ЗАДАНИЕ :: Замените «водку» на «квас» в тексте о театре Коляды и перепишите часть от «В театр Коляды» до «на работу. Дисциплина.».

ФРАГМЕНТ ТЕКСТА ::
= = = =

В театр Коляды люди попадают разные, разными дорогами заблудшие. Обладающие, в разной степени талантом, фактурой, желанием. Подбираются по духу. Живые. Это главное и для персонажей Коляды. А живое может быть корявым.
«Гоповатость» не из кого выбивать не будут. Она не является показателем необразованности. Актеры, подобно Коляде, самообразованы, к тому же сугубо избирательно. Корнями уходят в родную землю. Пьют водку и пивом запивают. Подобно трудолюбивым китайцам: в пять утра можешь лежать в канаве, а в семь отглаженный и умытый идешь на работу. Дисциплина.
Отбор на ведущие роли по принципу балетной труппы. Некоторым, по природным данным, суждено всю жизнь танцевать в кордебалете, некоторым – в четверке лебедей. Потенциальные солисты тоже проходят испытание массовкой. Но даже если по данным они тянут на премьеров, необходимо вкалывать безостановочно и безудержно. Всё в театре: семья, дом, работа, суп.

= = = =

ИСХОДНЫЕ МАТЕРИАЛЫ ::
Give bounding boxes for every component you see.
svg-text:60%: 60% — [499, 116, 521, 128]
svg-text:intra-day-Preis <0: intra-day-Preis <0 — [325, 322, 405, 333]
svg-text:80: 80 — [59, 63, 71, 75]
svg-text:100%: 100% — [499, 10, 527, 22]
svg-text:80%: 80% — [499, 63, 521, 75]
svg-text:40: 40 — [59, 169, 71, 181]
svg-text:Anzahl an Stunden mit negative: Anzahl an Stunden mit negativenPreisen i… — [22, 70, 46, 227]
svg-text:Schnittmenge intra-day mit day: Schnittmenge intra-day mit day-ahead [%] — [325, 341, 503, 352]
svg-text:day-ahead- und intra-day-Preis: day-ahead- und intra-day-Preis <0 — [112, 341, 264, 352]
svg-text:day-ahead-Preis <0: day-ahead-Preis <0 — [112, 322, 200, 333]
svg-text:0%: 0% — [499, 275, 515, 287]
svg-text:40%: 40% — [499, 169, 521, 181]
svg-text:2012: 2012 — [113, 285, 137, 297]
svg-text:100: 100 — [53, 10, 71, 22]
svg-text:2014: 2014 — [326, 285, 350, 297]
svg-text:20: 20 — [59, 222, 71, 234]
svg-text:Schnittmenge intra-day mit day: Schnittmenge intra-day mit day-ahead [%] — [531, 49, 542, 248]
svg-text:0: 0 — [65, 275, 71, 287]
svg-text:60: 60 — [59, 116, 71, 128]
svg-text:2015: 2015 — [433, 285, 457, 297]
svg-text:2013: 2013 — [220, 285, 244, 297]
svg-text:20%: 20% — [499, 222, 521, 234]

= = = =

РЕШЕНИЕ ::
В театр Коляды люди попадают разные, разными дорогами заблудшие. Обладающие, в разной степени талантом, фактурой, желанием. Подбираются по духу. Живые. Это главное и для персонажей Коляды. А живое может быть корявым.
«Гоповатость» не из кого выбивать не будут. Она не является показателем необразованности. Актеры, подобно Коляде, самообразованы, к тому же сугубо избирательно. Корнями уходят в родную землю. Пьют квас и пивом запивают. Подобно трудолюбивым китайцам: в пять утра можешь лежать в канаве, а в семь отглаженный и умытый идешь на работу. Дисциплина.